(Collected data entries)
begin

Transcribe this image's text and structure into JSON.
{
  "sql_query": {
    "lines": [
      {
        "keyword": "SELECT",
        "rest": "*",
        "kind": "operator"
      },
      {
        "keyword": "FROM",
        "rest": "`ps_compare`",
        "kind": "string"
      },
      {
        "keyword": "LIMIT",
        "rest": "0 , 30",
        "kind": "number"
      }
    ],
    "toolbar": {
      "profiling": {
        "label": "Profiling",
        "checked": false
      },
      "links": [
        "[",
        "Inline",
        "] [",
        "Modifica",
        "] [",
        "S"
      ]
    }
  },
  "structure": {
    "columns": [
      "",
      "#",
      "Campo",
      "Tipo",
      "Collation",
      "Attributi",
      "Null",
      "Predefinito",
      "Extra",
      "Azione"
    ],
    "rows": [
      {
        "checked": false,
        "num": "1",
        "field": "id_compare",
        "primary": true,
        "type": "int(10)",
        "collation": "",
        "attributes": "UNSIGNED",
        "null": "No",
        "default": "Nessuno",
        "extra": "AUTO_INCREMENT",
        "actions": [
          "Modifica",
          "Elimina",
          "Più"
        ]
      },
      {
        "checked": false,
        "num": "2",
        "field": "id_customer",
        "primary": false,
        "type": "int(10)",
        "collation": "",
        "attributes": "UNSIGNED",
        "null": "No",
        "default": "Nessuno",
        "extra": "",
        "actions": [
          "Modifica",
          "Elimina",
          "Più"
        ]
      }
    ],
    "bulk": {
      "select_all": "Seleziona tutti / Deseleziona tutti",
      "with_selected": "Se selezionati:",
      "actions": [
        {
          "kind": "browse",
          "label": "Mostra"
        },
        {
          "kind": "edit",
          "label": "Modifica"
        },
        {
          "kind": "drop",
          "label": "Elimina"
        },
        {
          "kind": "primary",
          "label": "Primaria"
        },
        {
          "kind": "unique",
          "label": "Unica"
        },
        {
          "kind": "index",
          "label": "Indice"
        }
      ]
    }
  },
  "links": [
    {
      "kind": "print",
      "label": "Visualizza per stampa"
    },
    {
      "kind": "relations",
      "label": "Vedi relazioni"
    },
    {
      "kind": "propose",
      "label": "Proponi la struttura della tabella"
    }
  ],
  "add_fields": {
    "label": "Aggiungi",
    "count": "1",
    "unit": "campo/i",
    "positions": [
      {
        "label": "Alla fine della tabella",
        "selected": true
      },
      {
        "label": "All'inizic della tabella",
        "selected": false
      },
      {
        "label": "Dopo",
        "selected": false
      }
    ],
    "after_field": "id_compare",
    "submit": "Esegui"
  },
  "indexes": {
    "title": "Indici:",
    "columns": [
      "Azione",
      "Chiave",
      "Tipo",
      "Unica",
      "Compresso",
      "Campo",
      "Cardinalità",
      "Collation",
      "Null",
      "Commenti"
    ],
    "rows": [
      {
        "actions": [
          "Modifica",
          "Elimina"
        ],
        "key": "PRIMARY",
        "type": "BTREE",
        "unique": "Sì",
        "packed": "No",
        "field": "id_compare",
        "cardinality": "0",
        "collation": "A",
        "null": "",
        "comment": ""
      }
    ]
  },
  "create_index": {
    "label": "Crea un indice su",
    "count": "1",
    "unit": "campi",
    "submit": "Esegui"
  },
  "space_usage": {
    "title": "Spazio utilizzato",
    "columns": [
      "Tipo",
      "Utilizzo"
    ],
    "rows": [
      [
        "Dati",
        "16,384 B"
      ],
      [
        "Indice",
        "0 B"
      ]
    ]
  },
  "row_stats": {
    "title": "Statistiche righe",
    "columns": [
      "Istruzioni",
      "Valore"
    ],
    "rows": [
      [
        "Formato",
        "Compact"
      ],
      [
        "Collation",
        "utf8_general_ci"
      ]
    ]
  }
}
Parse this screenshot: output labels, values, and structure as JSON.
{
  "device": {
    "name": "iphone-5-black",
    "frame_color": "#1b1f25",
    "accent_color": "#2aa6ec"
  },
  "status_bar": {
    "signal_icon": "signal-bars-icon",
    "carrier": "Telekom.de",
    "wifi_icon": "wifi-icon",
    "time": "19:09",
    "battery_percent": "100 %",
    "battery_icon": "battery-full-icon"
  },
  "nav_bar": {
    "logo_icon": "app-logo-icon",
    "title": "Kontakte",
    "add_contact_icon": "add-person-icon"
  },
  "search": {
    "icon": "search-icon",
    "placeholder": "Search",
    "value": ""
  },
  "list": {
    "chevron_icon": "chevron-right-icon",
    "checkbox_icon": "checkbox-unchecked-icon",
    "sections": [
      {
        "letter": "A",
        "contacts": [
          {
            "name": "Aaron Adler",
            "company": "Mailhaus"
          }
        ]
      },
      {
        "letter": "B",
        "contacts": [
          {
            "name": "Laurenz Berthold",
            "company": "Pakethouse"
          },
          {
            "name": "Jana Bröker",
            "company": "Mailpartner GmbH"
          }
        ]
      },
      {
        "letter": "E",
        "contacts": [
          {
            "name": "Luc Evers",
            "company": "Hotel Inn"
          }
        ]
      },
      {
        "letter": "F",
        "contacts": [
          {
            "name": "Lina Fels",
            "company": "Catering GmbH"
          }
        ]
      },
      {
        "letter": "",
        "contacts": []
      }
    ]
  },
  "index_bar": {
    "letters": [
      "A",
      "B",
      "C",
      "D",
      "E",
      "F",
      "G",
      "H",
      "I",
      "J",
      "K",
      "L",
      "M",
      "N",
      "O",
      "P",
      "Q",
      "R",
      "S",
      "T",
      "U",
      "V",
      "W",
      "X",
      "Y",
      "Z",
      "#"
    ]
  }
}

end

## EXERCISE DIRECTIONS
Each entry must be reproduced verbatim.

## RESPONSE TO THE EXERCISE
Transcribe this image's text and structure into JSON.
{
  "sql_query": {
    "lines": [
      {
        "keyword": "SELECT",
        "rest": "*",
        "kind": "operator"
      },
      {
        "keyword": "FROM",
        "rest": "`ps_compare`",
        "kind": "string"
      },
      {
        "keyword": "LIMIT",
        "rest": "0 , 30",
        "kind": "number"
      }
    ],
    "toolbar": {
      "profiling": {
        "label": "Profiling",
        "checked": false
      },
      "links": [
        "[",
        "Inline",
        "] [",
        "Modifica",
        "] [",
        "S"
      ]
    }
  },
  "structure": {
    "columns": [
      "",
      "#",
      "Campo",
      "Tipo",
      "Collation",
      "Attributi",
      "Null",
      "Predefinito",
      "Extra",
      "Azione"
    ],
    "rows": [
      {
        "checked": false,
        "num": "1",
        "field": "id_compare",
        "primary": true,
        "type": "int(10)",
        "collation": "",
        "attributes": "UNSIGNED",
        "null": "No",
        "default": "Nessuno",
        "extra": "AUTO_INCREMENT",
        "actions": [
          "Modifica",
          "Elimina",
          "Più"
        ]
      },
      {
        "checked": false,
        "num": "2",
        "field": "id_customer",
        "primary": false,
        "type": "int(10)",
        "collation": "",
        "attributes": "UNSIGNED",
        "null": "No",
        "default": "Nessuno",
        "extra": "",
        "actions": [
          "Modifica",
          "Elimina",
          "Più"
        ]
      }
    ],
    "bulk": {
      "select_all": "Seleziona tutti / Deseleziona tutti",
      "with_selected": "Se selezionati:",
      "actions": [
        {
          "kind": "browse",
          "label": "Mostra"
        },
        {
          "kind": "edit",
          "label": "Modifica"
        },
        {
          "kind": "drop",
          "label": "Elimina"
        },
        {
          "kind": "primary",
          "label": "Primaria"
        },
        {
          "kind": "unique",
          "label": "Unica"
        },
        {
          "kind": "index",
          "label": "Indice"
        }
      ]
    }
  },
  "links": [
    {
      "kind": "print",
      "label": "Visualizza per stampa"
    },
    {
      "kind": "relations",
      "label": "Vedi relazioni"
    },
    {
      "kind": "propose",
      "label": "Proponi la struttura della tabella"
    }
  ],
  "add_fields": {
    "label": "Aggiungi",
    "count": "1",
    "unit": "campo/i",
    "positions": [
      {
        "label": "Alla fine della tabella",
        "selected": true
      },
      {
        "label": "All'inizic della tabella",
        "selected": false
      },
      {
        "label": "Dopo",
        "selected": false
      }
    ],
    "after_field": "id_compare",
    "submit": "Esegui"
  },
  "indexes": {
    "title": "Indici:",
    "columns": [
      "Azione",
      "Chiave",
      "Tipo",
      "Unica",
      "Compresso",
      "Campo",
      "Cardinalità",
      "Collation",
      "Null",
      "Commenti"
    ],
    "rows": [
      {
        "actions": [
          "Modifica",
          "Elimina"
        ],
        "key": "PRIMARY",
        "type": "BTREE",
        "unique": "Sì",
        "packed": "No",
        "field": "id_compare",
        "cardinality": "0",
        "collation": "A",
        "null": "",
        "comment": ""
      }
    ]
  },
  "create_index": {
    "label": "Crea un indice su",
    "count": "1",
    "unit": "campi",
    "submit": "Esegui"
  },
  "space_usage": {
    "title": "Spazio utilizzato",
    "columns": [
      "Tipo",
      "Utilizzo"
    ],
    "rows": [
      [
        "Dati",
        "16,384 B"
      ],
      [
        "Indice",
        "0 B"
      ]
    ]
  },
  "row_stats": {
    "title": "Statistiche righe",
    "columns": [
      "Istruzioni",
      "Valore"
    ],
    "rows": [
      [
        "Formato",
        "Compact"
      ],
      [
        "Collation",
        "utf8_general_ci"
      ]
    ]
  }
}
Parse this screenshot: output labels, values, and structure as JSON.
{
  "device": {
    "name": "iphone-5-black",
    "frame_color": "#1b1f25",
    "accent_color": "#2aa6ec"
  },
  "status_bar": {
    "signal_icon": "signal-bars-icon",
    "carrier": "Telekom.de",
    "wifi_icon": "wifi-icon",
    "time": "19:09",
    "battery_percent": "100 %",
    "battery_icon": "battery-full-icon"
  },
  "nav_bar": {
    "logo_icon": "app-logo-icon",
    "title": "Kontakte",
    "add_contact_icon": "add-person-icon"
  },
  "search": {
    "icon": "search-icon",
    "placeholder": "Search",
    "value": ""
  },
  "list": {
    "chevron_icon": "chevron-right-icon",
    "checkbox_icon": "checkbox-unchecked-icon",
    "sections": [
      {
        "letter": "A",
        "contacts": [
          {
            "name": "Aaron Adler",
            "company": "Mailhaus"
          }
        ]
      },
      {
        "letter": "B",
        "contacts": [
          {
            "name": "Laurenz Berthold",
            "company": "Pakethouse"
          },
          {
            "name": "Jana Bröker",
            "company": "Mailpartner GmbH"
          }
        ]
      },
      {
        "letter": "E",
        "contacts": [
          {
            "name": "Luc Evers",
            "company": "Hotel Inn"
          }
        ]
      },
      {
        "letter": "F",
        "contacts": [
          {
            "name": "Lina Fels",
            "company": "Catering GmbH"
          }
        ]
      },
      {
        "letter": "",
        "contacts": []
      }
    ]
  },
  "index_bar": {
    "letters": [
      "A",
      "B",
      "C",
      "D",
      "E",
      "F",
      "G",
      "H",
      "I",
      "J",
      "K",
      "L",
      "M",
      "N",
      "O",
      "P",
      "Q",
      "R",
      "S",
      "T",
      "U",
      "V",
      "W",
      "X",
      "Y",
      "Z",
      "#"
    ]
  }
}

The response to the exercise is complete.